Wherever a line below holds the word "reacciones", copy that line.

◆ Supplied data
###
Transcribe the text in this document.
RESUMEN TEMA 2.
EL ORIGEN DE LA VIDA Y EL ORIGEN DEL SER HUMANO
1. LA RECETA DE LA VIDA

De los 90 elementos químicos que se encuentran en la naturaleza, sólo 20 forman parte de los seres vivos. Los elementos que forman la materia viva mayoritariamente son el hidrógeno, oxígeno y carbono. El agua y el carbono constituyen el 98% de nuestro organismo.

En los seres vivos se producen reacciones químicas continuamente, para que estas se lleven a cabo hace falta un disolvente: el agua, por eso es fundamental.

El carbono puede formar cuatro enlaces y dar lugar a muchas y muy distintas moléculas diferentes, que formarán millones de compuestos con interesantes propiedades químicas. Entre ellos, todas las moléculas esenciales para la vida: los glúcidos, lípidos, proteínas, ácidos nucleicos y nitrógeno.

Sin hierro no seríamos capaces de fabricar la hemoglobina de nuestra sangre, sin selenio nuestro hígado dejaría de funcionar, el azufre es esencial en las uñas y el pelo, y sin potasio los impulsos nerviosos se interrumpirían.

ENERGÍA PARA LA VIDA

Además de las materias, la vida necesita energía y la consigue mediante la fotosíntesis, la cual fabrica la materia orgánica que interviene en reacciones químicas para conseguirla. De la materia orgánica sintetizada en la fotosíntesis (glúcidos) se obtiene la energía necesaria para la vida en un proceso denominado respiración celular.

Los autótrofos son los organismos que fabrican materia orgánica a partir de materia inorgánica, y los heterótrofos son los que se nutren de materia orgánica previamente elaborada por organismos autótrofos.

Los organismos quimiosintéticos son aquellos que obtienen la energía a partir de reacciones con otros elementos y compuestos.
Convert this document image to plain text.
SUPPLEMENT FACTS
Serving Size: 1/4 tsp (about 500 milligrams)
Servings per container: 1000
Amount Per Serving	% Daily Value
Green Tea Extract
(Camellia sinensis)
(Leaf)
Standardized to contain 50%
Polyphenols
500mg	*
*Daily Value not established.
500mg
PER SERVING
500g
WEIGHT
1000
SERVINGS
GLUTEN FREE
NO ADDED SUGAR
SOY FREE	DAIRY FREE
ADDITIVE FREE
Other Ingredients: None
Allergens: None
###
◆ Answer to the problem
En los seres vivos se producen reacciones químicas continuamente, para que estas se lleven a cabo hace falta un disolvente: el agua, por eso es fundamental.
Además de las materias, la vida necesita energía y la consigue mediante la fotosíntesis, la cual fabrica la materia orgánica que interviene en reacciones químicas para conseguirla. De la materia orgánica sintetizada en la fotosíntesis (glúcidos) se obtiene la energía necesaria para la vida en un proceso denominado respiración celular.
Los organismos quimiosintéticos son aquellos que obtienen la energía a partir de reacciones con otros elementos y compuestos.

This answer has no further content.